_The data_
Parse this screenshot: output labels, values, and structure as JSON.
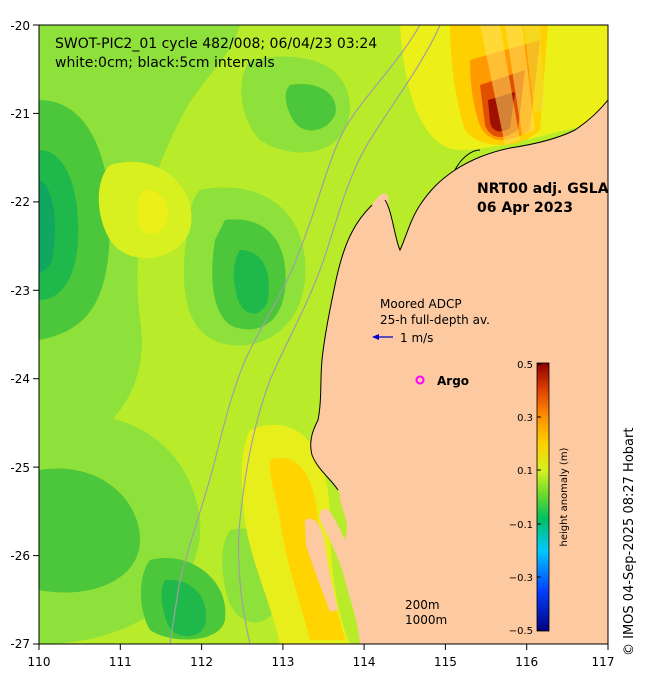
{
  "map": {
    "title_line1": "SWOT-PIC2_01 cycle 482/008; 06/04/23 03:24",
    "title_line2": "white:0cm; black:5cm intervals",
    "product": "NRT00 adj. GSLA",
    "date": "06 Apr 2023",
    "adcp_line1": "Moored ADCP",
    "adcp_line2": "25-h full-depth av.",
    "vector_scale_label": "1 m/s",
    "argo_label": "Argo",
    "contour_200": "200m",
    "contour_1000": "1000m",
    "credit": "© IMOS 04-Sep-2025 08:27 Hobart",
    "lon_ticks": [
      "110",
      "111",
      "112",
      "113",
      "114",
      "115",
      "116",
      "117"
    ],
    "lat_ticks": [
      "-20",
      "-21",
      "-22",
      "-23",
      "-24",
      "-25",
      "-26",
      "-27"
    ],
    "colors": {
      "land": "#fcc9a0",
      "argo_marker": "#ff00ff",
      "vector": "#0000cc",
      "bathymetry": "#a0a0a0"
    }
  },
  "colorbar": {
    "label": "height anomaly (m)",
    "ticks": [
      "0.5",
      "0.3",
      "0.1",
      "−0.1",
      "−0.3",
      "−0.5"
    ]
  }
}
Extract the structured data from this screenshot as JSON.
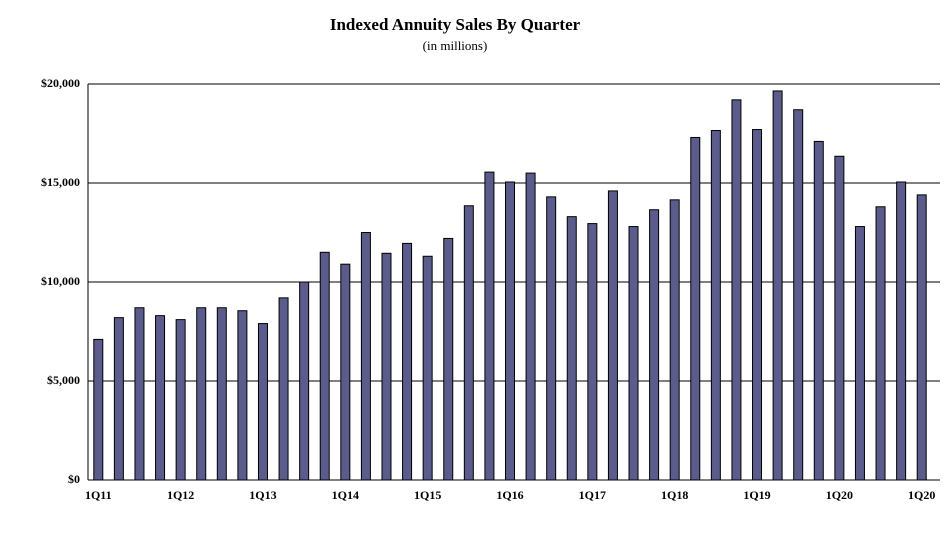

_Task statement_
Every line containing the string "JSON" must be listed.

_Response to the task_
Parse this screenshot: output labels, values, and structure as JSON.
Extract the structured data from this screenshot as JSON.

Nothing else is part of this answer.